■ PROBLEM STATEMENT
Return all of the entries exactly as written.
begin
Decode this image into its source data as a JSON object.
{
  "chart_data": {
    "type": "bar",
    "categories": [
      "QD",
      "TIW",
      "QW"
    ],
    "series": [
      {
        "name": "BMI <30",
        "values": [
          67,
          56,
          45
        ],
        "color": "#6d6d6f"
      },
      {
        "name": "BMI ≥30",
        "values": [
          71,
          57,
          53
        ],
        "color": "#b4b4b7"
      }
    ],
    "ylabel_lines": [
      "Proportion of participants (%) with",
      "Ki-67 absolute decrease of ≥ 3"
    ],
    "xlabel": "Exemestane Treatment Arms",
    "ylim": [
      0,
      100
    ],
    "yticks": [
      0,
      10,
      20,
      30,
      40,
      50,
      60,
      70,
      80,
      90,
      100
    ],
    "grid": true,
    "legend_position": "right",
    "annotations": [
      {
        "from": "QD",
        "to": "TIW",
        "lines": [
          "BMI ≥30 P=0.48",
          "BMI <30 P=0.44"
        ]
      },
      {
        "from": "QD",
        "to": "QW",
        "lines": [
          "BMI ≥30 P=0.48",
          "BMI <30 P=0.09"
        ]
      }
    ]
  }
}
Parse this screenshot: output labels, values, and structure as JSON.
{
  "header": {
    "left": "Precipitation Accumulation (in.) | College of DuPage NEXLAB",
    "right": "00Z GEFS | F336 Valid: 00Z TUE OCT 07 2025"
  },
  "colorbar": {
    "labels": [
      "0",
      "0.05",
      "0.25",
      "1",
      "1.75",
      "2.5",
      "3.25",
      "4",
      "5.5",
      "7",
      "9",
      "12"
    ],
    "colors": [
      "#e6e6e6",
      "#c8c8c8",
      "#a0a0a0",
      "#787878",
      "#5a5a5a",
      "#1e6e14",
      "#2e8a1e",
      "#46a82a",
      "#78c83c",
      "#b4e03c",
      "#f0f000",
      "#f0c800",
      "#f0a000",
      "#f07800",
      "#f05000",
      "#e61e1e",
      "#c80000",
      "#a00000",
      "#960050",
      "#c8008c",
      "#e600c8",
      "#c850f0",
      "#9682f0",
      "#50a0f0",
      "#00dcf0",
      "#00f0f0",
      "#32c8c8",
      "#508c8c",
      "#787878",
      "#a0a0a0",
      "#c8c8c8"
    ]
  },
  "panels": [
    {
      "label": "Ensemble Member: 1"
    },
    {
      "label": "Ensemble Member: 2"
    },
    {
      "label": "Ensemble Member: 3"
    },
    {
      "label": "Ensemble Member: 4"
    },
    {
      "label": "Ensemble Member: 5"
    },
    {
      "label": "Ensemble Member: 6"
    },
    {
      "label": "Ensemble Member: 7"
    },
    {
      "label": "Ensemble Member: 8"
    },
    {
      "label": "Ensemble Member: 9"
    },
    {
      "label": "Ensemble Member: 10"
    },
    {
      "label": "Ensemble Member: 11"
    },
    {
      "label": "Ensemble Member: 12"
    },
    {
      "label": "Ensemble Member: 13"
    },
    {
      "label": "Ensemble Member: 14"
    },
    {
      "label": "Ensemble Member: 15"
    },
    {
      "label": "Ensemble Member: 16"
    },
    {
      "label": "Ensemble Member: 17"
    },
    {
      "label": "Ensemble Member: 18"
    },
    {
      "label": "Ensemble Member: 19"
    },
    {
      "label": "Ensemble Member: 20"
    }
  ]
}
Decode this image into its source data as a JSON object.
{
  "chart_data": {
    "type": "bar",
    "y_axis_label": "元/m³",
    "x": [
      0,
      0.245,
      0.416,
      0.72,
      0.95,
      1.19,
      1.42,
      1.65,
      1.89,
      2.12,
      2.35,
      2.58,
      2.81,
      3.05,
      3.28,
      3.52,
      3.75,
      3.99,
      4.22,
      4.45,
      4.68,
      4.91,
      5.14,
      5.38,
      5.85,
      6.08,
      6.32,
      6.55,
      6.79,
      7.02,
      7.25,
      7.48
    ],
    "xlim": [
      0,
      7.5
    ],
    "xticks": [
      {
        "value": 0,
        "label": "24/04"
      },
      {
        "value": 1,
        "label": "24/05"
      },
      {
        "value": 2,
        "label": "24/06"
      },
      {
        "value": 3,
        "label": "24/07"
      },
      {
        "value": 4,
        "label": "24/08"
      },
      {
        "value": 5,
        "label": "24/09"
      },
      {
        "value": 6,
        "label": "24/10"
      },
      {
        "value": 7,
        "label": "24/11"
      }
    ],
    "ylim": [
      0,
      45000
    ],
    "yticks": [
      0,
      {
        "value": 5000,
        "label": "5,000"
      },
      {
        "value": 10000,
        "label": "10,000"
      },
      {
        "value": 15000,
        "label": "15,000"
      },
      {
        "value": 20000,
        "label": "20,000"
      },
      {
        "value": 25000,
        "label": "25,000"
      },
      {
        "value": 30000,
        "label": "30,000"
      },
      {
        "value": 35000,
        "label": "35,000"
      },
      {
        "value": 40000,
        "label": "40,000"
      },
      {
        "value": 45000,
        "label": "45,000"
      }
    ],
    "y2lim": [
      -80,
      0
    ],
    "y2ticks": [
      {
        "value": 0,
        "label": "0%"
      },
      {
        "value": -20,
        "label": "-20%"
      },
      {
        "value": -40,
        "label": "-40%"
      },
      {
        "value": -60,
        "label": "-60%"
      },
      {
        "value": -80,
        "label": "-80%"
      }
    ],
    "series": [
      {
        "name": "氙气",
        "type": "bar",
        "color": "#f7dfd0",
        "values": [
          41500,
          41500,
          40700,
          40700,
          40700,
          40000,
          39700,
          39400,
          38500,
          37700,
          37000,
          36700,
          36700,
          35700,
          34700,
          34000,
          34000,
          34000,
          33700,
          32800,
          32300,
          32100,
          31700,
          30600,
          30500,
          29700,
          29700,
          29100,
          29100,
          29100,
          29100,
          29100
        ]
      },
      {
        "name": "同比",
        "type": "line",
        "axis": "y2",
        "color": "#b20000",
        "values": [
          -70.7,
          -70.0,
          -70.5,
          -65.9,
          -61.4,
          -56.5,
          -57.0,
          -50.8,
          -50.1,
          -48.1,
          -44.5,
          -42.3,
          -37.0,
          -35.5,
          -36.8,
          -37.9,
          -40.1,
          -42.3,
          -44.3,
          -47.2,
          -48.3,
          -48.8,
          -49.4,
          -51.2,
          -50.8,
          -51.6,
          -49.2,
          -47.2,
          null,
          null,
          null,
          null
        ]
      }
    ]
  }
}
end
■ SOLVED PROBLEM
Decode this image into its source data as a JSON object.
{
  "chart_data": {
    "type": "bar",
    "categories": [
      "QD",
      "TIW",
      "QW"
    ],
    "series": [
      {
        "name": "BMI <30",
        "values": [
          67,
          56,
          45
        ],
        "color": "#6d6d6f"
      },
      {
        "name": "BMI ≥30",
        "values": [
          71,
          57,
          53
        ],
        "color": "#b4b4b7"
      }
    ],
    "ylabel_lines": [
      "Proportion of participants (%) with",
      "Ki-67 absolute decrease of ≥ 3"
    ],
    "xlabel": "Exemestane Treatment Arms",
    "ylim": [
      0,
      100
    ],
    "yticks": [
      0,
      10,
      20,
      30,
      40,
      50,
      60,
      70,
      80,
      90,
      100
    ],
    "grid": true,
    "legend_position": "right",
    "annotations": [
      {
        "from": "QD",
        "to": "TIW",
        "lines": [
          "BMI ≥30 P=0.48",
          "BMI <30 P=0.44"
        ]
      },
      {
        "from": "QD",
        "to": "QW",
        "lines": [
          "BMI ≥30 P=0.48",
          "BMI <30 P=0.09"
        ]
      }
    ]
  }
}
Parse this screenshot: output labels, values, and structure as JSON.
{
  "header": {
    "left": "Precipitation Accumulation (in.) | College of DuPage NEXLAB",
    "right": "00Z GEFS | F336 Valid: 00Z TUE OCT 07 2025"
  },
  "colorbar": {
    "labels": [
      "0",
      "0.05",
      "0.25",
      "1",
      "1.75",
      "2.5",
      "3.25",
      "4",
      "5.5",
      "7",
      "9",
      "12"
    ],
    "colors": [
      "#e6e6e6",
      "#c8c8c8",
      "#a0a0a0",
      "#787878",
      "#5a5a5a",
      "#1e6e14",
      "#2e8a1e",
      "#46a82a",
      "#78c83c",
      "#b4e03c",
      "#f0f000",
      "#f0c800",
      "#f0a000",
      "#f07800",
      "#f05000",
      "#e61e1e",
      "#c80000",
      "#a00000",
      "#960050",
      "#c8008c",
      "#e600c8",
      "#c850f0",
      "#9682f0",
      "#50a0f0",
      "#00dcf0",
      "#00f0f0",
      "#32c8c8",
      "#508c8c",
      "#787878",
      "#a0a0a0",
      "#c8c8c8"
    ]
  },
  "panels": [
    {
      "label": "Ensemble Member: 1"
    },
    {
      "label": "Ensemble Member: 2"
    },
    {
      "label": "Ensemble Member: 3"
    },
    {
      "label": "Ensemble Member: 4"
    },
    {
      "label": "Ensemble Member: 5"
    },
    {
      "label": "Ensemble Member: 6"
    },
    {
      "label": "Ensemble Member: 7"
    },
    {
      "label": "Ensemble Member: 8"
    },
    {
      "label": "Ensemble Member: 9"
    },
    {
      "label": "Ensemble Member: 10"
    },
    {
      "label": "Ensemble Member: 11"
    },
    {
      "label": "Ensemble Member: 12"
    },
    {
      "label": "Ensemble Member: 13"
    },
    {
      "label": "Ensemble Member: 14"
    },
    {
      "label": "Ensemble Member: 15"
    },
    {
      "label": "Ensemble Member: 16"
    },
    {
      "label": "Ensemble Member: 17"
    },
    {
      "label": "Ensemble Member: 18"
    },
    {
      "label": "Ensemble Member: 19"
    },
    {
      "label": "Ensemble Member: 20"
    }
  ]
}
Decode this image into its source data as a JSON object.
{
  "chart_data": {
    "type": "bar",
    "y_axis_label": "元/m³",
    "x": [
      0,
      0.245,
      0.416,
      0.72,
      0.95,
      1.19,
      1.42,
      1.65,
      1.89,
      2.12,
      2.35,
      2.58,
      2.81,
      3.05,
      3.28,
      3.52,
      3.75,
      3.99,
      4.22,
      4.45,
      4.68,
      4.91,
      5.14,
      5.38,
      5.85,
      6.08,
      6.32,
      6.55,
      6.79,
      7.02,
      7.25,
      7.48
    ],
    "xlim": [
      0,
      7.5
    ],
    "xticks": [
      {
        "value": 0,
        "label": "24/04"
      },
      {
        "value": 1,
        "label": "24/05"
      },
      {
        "value": 2,
        "label": "24/06"
      },
      {
        "value": 3,
        "label": "24/07"
      },
      {
        "value": 4,
        "label": "24/08"
      },
      {
        "value": 5,
        "label": "24/09"
      },
      {
        "value": 6,
        "label": "24/10"
      },
      {
        "value": 7,
        "label": "24/11"
      }
    ],
    "ylim": [
      0,
      45000
    ],
    "yticks": [
      0,
      {
        "value": 5000,
        "label": "5,000"
      },
      {
        "value": 10000,
        "label": "10,000"
      },
      {
        "value": 15000,
        "label": "15,000"
      },
      {
        "value": 20000,
        "label": "20,000"
      },
      {
        "value": 25000,
        "label": "25,000"
      },
      {
        "value": 30000,
        "label": "30,000"
      },
      {
        "value": 35000,
        "label": "35,000"
      },
      {
        "value": 40000,
        "label": "40,000"
      },
      {
        "value": 45000,
        "label": "45,000"
      }
    ],
    "y2lim": [
      -80,
      0
    ],
    "y2ticks": [
      {
        "value": 0,
        "label": "0%"
      },
      {
        "value": -20,
        "label": "-20%"
      },
      {
        "value": -40,
        "label": "-40%"
      },
      {
        "value": -60,
        "label": "-60%"
      },
      {
        "value": -80,
        "label": "-80%"
      }
    ],
    "series": [
      {
        "name": "氙气",
        "type": "bar",
        "color": "#f7dfd0",
        "values": [
          41500,
          41500,
          40700,
          40700,
          40700,
          40000,
          39700,
          39400,
          38500,
          37700,
          37000,
          36700,
          36700,
          35700,
          34700,
          34000,
          34000,
          34000,
          33700,
          32800,
          32300,
          32100,
          31700,
          30600,
          30500,
          29700,
          29700,
          29100,
          29100,
          29100,
          29100,
          29100
        ]
      },
      {
        "name": "同比",
        "type": "line",
        "axis": "y2",
        "color": "#b20000",
        "values": [
          -70.7,
          -70.0,
          -70.5,
          -65.9,
          -61.4,
          -56.5,
          -57.0,
          -50.8,
          -50.1,
          -48.1,
          -44.5,
          -42.3,
          -37.0,
          -35.5,
          -36.8,
          -37.9,
          -40.1,
          -42.3,
          -44.3,
          -47.2,
          -48.3,
          -48.8,
          -49.4,
          -51.2,
          -50.8,
          -51.6,
          -49.2,
          -47.2,
          null,
          null,
          null,
          null
        ]
      }
    ]
  }
}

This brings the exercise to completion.